— START —

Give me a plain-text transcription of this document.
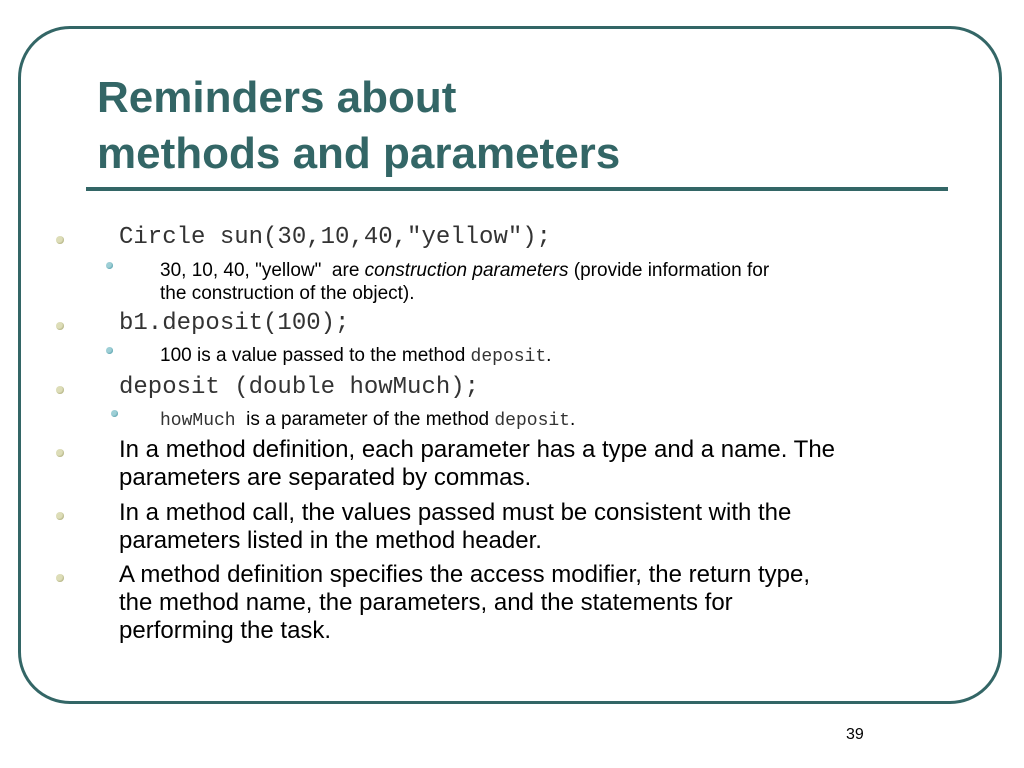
Reminders about
methods and parameters
Circle sun(30,10,40,"yellow");
30, 10, 40, "yellow"  are construction parameters (provide information for
the construction of the object).
b1.deposit(100);
100 is a value passed to the method deposit.
deposit (double howMuch);
howMuch  is a parameter of the method deposit.
In a method definition, each parameter has a type and a name. The
parameters are separated by commas.
In a method call, the values passed must be consistent with the
parameters listed in the method header.
A method definition specifies the access modifier, the return type,
the method name, the parameters, and the statements for
performing the task.
39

— END —

▸ GIVEN EXERCISE
Every line of the data should be copied as it stands, without the images.

▸ WRITTEN ANSWER
Give me a plain-text transcription of this document.
Reminders about
methods and parameters
Circle sun(30,10,40,"yellow");
30, 10, 40, "yellow"  are construction parameters (provide information for
the construction of the object).
b1.deposit(100);
100 is a value passed to the method deposit.
deposit (double howMuch);
howMuch  is a parameter of the method deposit.
In a method definition, each parameter has a type and a name. The
parameters are separated by commas.
In a method call, the values passed must be consistent with the
parameters listed in the method header.
A method definition specifies the access modifier, the return type,
the method name, the parameters, and the statements for
performing the task.
39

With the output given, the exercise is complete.